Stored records

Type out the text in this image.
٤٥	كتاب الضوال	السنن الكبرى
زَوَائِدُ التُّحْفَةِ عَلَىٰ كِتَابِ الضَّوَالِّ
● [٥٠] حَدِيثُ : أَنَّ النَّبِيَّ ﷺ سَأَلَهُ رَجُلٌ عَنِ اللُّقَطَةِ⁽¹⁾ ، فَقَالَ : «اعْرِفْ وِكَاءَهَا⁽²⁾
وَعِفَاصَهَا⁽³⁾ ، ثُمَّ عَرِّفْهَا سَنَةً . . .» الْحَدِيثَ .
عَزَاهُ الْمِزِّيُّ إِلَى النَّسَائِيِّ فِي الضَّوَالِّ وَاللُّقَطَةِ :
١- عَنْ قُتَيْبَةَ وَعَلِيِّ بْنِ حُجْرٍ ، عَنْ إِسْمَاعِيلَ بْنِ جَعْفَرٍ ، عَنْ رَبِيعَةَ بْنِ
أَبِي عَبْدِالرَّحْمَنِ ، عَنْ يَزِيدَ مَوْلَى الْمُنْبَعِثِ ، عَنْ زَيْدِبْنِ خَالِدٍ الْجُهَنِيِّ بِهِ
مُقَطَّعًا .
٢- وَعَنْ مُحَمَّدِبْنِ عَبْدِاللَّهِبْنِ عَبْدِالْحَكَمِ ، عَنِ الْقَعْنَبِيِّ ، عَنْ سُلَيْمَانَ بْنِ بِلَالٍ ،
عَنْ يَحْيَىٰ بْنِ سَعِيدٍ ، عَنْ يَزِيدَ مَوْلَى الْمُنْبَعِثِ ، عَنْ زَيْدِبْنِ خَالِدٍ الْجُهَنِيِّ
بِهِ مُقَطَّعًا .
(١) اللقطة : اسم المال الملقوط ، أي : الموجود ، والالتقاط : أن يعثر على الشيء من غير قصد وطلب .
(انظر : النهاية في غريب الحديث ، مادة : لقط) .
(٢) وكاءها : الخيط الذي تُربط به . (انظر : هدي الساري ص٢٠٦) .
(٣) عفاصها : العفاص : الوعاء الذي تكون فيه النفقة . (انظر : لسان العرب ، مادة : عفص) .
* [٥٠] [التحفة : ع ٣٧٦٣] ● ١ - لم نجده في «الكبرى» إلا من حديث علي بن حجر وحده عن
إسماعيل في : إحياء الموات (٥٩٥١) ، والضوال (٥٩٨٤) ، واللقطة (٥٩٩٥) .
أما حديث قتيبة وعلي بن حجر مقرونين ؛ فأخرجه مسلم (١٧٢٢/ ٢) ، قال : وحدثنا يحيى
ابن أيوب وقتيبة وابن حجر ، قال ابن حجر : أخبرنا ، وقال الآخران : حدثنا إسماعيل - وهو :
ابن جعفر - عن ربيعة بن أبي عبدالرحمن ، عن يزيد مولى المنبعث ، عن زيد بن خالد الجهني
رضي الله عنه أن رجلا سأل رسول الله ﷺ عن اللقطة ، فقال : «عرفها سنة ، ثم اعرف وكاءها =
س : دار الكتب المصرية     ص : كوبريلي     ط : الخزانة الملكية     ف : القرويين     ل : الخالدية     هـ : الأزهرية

WORK TO COMPLETE: Print the whole listing again, exactly.

EXPECTED ANSWER:
Type out the text in this image.
٤٥	كتاب الضوال	السنن الكبرى
زَوَائِدُ التُّحْفَةِ عَلَىٰ كِتَابِ الضَّوَالِّ
● [٥٠] حَدِيثُ : أَنَّ النَّبِيَّ ﷺ سَأَلَهُ رَجُلٌ عَنِ اللُّقَطَةِ⁽¹⁾ ، فَقَالَ : «اعْرِفْ وِكَاءَهَا⁽²⁾
وَعِفَاصَهَا⁽³⁾ ، ثُمَّ عَرِّفْهَا سَنَةً . . .» الْحَدِيثَ .
عَزَاهُ الْمِزِّيُّ إِلَى النَّسَائِيِّ فِي الضَّوَالِّ وَاللُّقَطَةِ :
١- عَنْ قُتَيْبَةَ وَعَلِيِّ بْنِ حُجْرٍ ، عَنْ إِسْمَاعِيلَ بْنِ جَعْفَرٍ ، عَنْ رَبِيعَةَ بْنِ
أَبِي عَبْدِالرَّحْمَنِ ، عَنْ يَزِيدَ مَوْلَى الْمُنْبَعِثِ ، عَنْ زَيْدِبْنِ خَالِدٍ الْجُهَنِيِّ بِهِ
مُقَطَّعًا .
٢- وَعَنْ مُحَمَّدِبْنِ عَبْدِاللَّهِبْنِ عَبْدِالْحَكَمِ ، عَنِ الْقَعْنَبِيِّ ، عَنْ سُلَيْمَانَ بْنِ بِلَالٍ ،
عَنْ يَحْيَىٰ بْنِ سَعِيدٍ ، عَنْ يَزِيدَ مَوْلَى الْمُنْبَعِثِ ، عَنْ زَيْدِبْنِ خَالِدٍ الْجُهَنِيِّ
بِهِ مُقَطَّعًا .
(١) اللقطة : اسم المال الملقوط ، أي : الموجود ، والالتقاط : أن يعثر على الشيء من غير قصد وطلب .
(انظر : النهاية في غريب الحديث ، مادة : لقط) .
(٢) وكاءها : الخيط الذي تُربط به . (انظر : هدي الساري ص٢٠٦) .
(٣) عفاصها : العفاص : الوعاء الذي تكون فيه النفقة . (انظر : لسان العرب ، مادة : عفص) .
* [٥٠] [التحفة : ع ٣٧٦٣] ● ١ - لم نجده في «الكبرى» إلا من حديث علي بن حجر وحده عن
إسماعيل في : إحياء الموات (٥٩٥١) ، والضوال (٥٩٨٤) ، واللقطة (٥٩٩٥) .
أما حديث قتيبة وعلي بن حجر مقرونين ؛ فأخرجه مسلم (١٧٢٢/ ٢) ، قال : وحدثنا يحيى
ابن أيوب وقتيبة وابن حجر ، قال ابن حجر : أخبرنا ، وقال الآخران : حدثنا إسماعيل - وهو :
ابن جعفر - عن ربيعة بن أبي عبدالرحمن ، عن يزيد مولى المنبعث ، عن زيد بن خالد الجهني
رضي الله عنه أن رجلا سأل رسول الله ﷺ عن اللقطة ، فقال : «عرفها سنة ، ثم اعرف وكاءها =
س : دار الكتب المصرية     ص : كوبريلي     ط : الخزانة الملكية     ف : القرويين     ل : الخالدية     هـ : الأزهرية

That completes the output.